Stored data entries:
* begin *

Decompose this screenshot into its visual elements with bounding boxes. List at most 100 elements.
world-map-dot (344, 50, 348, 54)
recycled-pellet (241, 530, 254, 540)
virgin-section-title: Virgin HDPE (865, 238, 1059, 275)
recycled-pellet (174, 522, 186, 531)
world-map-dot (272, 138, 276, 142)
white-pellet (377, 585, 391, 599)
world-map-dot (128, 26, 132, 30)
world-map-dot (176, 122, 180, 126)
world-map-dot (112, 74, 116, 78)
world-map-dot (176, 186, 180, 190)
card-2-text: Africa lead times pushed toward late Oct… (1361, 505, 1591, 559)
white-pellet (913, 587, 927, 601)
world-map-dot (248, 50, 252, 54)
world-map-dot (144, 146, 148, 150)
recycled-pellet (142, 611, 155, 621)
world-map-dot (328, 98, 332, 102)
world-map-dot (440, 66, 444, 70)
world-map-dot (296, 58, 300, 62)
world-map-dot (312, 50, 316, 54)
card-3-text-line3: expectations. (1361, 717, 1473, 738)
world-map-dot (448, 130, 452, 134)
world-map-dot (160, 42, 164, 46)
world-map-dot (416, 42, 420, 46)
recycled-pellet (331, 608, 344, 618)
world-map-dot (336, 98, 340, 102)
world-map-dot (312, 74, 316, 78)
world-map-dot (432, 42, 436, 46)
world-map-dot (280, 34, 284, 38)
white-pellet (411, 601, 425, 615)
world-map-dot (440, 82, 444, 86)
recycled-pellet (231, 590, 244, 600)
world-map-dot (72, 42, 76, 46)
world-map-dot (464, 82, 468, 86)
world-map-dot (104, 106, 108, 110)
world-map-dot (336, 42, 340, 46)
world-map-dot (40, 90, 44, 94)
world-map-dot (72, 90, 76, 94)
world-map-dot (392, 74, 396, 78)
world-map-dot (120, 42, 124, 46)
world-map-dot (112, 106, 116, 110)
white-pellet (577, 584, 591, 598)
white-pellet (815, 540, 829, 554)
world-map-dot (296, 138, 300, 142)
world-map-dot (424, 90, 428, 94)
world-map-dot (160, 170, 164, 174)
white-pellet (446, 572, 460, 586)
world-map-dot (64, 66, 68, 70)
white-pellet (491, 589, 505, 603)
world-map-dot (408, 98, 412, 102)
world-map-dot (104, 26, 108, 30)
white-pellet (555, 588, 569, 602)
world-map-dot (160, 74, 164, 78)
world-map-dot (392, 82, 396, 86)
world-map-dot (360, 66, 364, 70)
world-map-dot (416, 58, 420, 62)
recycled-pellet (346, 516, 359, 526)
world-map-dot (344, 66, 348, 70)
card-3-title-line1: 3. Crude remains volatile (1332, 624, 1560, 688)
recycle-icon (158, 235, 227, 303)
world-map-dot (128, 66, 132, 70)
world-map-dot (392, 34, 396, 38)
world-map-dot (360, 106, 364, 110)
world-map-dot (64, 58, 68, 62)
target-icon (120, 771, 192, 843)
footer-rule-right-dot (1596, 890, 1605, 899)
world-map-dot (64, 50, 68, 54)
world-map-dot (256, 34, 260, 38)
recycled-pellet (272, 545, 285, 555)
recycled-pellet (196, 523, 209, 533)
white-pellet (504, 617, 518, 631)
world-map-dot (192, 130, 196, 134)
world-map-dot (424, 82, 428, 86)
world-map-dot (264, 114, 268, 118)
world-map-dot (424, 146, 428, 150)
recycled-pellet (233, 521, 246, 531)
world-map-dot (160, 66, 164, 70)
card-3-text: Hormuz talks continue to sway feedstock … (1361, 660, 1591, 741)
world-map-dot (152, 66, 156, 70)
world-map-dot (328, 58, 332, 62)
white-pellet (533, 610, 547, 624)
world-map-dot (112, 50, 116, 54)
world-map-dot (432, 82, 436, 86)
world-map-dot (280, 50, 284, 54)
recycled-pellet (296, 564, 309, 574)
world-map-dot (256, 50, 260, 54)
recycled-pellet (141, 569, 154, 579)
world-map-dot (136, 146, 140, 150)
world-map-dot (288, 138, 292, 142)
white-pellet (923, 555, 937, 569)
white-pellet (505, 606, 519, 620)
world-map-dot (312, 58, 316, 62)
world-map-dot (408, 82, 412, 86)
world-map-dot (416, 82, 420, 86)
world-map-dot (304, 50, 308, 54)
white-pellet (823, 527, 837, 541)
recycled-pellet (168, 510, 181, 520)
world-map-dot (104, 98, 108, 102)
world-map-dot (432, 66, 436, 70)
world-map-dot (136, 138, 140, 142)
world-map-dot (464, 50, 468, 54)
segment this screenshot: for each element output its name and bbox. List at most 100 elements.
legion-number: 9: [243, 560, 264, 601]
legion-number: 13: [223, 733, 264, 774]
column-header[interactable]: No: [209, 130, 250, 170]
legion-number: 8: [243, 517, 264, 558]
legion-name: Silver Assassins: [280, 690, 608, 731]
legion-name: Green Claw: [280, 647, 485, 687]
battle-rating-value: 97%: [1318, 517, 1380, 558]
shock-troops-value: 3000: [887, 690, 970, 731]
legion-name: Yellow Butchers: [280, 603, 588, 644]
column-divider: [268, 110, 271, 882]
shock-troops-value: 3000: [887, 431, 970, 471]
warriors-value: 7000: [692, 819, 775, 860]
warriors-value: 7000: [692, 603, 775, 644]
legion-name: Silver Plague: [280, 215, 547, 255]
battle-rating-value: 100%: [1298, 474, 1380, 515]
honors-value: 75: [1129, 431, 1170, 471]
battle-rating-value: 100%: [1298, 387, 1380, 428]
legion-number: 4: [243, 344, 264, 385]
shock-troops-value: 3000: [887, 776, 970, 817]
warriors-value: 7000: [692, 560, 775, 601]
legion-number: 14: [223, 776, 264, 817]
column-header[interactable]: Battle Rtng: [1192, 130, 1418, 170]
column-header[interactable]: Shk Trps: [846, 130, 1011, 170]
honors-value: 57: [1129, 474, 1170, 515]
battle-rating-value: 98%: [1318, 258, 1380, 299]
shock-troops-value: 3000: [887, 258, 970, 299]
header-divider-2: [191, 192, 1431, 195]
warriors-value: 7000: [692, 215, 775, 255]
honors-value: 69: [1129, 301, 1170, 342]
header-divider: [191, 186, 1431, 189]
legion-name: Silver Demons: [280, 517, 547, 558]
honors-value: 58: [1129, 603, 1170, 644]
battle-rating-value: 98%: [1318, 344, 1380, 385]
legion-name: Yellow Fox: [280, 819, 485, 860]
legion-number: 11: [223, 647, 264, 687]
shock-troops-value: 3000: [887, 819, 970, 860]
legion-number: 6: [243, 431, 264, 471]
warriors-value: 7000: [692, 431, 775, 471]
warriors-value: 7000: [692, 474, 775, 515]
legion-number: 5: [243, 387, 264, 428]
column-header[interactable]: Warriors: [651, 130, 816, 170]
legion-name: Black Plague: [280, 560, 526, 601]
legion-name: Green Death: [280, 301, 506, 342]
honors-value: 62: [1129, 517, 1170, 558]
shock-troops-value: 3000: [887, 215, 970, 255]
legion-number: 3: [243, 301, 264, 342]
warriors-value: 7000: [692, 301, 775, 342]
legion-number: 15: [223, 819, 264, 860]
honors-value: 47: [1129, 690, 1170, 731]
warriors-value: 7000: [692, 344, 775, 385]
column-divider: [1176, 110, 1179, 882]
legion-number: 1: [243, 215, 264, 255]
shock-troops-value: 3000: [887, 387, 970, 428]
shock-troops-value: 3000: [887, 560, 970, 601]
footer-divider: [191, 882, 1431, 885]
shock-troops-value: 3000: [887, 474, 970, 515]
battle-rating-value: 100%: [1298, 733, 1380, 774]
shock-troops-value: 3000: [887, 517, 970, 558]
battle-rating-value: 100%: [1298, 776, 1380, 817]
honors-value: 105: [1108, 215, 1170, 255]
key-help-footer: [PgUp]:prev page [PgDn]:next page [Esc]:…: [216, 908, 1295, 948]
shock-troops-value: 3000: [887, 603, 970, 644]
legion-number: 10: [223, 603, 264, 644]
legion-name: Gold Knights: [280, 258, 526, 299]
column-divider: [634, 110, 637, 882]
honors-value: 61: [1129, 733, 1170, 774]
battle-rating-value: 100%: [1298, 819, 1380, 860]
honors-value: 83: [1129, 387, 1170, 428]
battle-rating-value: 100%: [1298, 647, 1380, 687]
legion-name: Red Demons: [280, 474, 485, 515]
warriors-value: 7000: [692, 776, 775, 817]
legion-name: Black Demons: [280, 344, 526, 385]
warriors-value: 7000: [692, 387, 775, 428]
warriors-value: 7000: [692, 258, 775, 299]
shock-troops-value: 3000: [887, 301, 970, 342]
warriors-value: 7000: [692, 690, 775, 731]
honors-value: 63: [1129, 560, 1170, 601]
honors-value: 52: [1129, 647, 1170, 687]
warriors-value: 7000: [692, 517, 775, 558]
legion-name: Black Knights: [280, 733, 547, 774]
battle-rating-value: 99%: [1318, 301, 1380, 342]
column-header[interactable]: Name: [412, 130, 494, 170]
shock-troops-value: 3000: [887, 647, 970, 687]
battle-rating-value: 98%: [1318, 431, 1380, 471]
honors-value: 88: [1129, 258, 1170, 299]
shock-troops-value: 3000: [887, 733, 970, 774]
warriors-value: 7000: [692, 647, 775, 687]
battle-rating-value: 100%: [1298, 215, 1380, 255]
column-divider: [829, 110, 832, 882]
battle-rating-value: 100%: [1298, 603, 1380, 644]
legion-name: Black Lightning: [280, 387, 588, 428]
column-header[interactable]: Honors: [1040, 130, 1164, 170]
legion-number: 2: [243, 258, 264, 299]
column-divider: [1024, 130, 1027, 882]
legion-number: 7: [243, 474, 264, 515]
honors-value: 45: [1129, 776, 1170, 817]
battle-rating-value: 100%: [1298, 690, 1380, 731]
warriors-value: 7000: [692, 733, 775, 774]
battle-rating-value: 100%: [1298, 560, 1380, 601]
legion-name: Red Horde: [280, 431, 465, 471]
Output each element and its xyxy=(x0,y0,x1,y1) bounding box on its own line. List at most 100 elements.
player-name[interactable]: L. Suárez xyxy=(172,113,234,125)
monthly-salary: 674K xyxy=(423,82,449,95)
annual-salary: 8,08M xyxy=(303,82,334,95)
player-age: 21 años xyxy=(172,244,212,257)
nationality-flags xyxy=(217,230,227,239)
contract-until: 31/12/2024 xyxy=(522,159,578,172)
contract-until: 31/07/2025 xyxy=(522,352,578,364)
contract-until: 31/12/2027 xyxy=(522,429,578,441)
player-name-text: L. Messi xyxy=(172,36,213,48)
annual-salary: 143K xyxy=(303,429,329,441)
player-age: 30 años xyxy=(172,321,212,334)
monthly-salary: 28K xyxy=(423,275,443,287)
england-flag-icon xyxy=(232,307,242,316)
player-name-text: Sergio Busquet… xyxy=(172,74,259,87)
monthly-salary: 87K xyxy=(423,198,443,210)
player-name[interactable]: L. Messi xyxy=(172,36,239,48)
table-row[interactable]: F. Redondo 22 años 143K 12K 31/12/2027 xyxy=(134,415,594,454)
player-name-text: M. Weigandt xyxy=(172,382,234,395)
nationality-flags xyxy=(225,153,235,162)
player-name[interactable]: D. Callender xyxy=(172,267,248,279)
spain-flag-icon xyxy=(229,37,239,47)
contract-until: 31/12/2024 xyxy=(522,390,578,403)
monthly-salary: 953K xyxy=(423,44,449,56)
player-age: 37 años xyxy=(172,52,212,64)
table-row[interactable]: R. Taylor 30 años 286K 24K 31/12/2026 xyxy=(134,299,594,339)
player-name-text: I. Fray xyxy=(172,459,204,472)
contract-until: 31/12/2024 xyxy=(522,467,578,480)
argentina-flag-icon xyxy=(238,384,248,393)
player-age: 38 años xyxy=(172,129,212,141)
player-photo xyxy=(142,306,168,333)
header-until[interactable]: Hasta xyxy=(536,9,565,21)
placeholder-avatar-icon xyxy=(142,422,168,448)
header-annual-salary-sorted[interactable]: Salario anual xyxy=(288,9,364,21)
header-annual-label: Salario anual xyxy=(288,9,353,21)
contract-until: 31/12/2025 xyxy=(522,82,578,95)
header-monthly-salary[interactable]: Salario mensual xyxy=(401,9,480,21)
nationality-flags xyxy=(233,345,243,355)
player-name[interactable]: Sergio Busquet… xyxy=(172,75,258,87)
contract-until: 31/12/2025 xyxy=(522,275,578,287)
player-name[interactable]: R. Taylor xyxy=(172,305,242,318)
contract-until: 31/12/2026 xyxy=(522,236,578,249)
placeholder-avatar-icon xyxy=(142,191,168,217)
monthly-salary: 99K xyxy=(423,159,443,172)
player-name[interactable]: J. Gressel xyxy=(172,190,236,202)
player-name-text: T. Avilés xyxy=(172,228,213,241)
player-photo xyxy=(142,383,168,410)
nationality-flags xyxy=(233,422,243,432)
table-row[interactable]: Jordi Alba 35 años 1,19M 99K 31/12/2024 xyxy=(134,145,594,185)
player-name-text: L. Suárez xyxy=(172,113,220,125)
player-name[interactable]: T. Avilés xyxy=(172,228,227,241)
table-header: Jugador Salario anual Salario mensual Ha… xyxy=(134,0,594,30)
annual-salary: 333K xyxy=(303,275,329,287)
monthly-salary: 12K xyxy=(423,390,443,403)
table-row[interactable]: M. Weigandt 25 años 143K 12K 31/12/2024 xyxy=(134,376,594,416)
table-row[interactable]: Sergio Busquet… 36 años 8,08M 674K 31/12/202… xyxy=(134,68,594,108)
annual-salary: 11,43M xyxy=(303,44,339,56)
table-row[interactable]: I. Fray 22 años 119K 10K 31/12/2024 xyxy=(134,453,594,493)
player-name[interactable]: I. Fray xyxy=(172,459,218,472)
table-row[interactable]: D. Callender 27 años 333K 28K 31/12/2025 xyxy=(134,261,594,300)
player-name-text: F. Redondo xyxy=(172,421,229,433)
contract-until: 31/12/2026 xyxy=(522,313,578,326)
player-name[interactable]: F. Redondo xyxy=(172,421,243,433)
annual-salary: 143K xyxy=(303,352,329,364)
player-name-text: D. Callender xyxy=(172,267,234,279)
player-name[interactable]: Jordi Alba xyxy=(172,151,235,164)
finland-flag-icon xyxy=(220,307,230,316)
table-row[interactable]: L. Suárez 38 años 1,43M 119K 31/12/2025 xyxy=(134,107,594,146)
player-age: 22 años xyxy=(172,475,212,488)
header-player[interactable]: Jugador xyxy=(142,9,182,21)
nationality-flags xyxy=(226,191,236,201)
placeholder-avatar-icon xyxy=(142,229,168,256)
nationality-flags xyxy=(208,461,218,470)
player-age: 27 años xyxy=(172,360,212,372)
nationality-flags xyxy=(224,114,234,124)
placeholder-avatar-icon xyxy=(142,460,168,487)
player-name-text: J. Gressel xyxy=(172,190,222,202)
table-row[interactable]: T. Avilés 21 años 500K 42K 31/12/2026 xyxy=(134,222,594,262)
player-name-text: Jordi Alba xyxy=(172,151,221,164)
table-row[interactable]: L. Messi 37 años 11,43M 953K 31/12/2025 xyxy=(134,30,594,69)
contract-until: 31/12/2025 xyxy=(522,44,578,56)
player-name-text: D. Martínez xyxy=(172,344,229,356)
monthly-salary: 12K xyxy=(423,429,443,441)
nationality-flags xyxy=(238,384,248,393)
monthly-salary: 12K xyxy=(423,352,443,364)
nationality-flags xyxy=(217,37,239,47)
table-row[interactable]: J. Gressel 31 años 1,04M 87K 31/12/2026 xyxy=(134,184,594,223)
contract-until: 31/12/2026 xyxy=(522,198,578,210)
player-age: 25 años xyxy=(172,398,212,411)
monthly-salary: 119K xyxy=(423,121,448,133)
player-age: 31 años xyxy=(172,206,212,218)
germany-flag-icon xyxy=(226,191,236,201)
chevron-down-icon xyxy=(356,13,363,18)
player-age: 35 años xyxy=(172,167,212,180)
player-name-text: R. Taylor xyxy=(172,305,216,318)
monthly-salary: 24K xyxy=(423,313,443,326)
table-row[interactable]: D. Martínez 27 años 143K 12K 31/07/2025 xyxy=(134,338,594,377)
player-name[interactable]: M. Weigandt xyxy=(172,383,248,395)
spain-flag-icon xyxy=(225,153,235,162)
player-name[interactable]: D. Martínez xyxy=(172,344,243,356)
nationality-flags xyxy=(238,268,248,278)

* end *

Task:
Copy the records above word for word, starting at the first line and stopping after the line that contains "world-map-dot (312, 50, 316, 54)".

Final answer:
Decompose this screenshot into its visual elements with bounding boxes. List at most 100 elements.
world-map-dot (344, 50, 348, 54)
recycled-pellet (241, 530, 254, 540)
virgin-section-title: Virgin HDPE (865, 238, 1059, 275)
recycled-pellet (174, 522, 186, 531)
world-map-dot (272, 138, 276, 142)
white-pellet (377, 585, 391, 599)
world-map-dot (128, 26, 132, 30)
world-map-dot (176, 122, 180, 126)
world-map-dot (112, 74, 116, 78)
world-map-dot (176, 186, 180, 190)
card-2-text: Africa lead times pushed toward late Oct… (1361, 505, 1591, 559)
white-pellet (913, 587, 927, 601)
world-map-dot (248, 50, 252, 54)
world-map-dot (144, 146, 148, 150)
recycled-pellet (142, 611, 155, 621)
world-map-dot (328, 98, 332, 102)
world-map-dot (440, 66, 444, 70)
world-map-dot (296, 58, 300, 62)
world-map-dot (312, 50, 316, 54)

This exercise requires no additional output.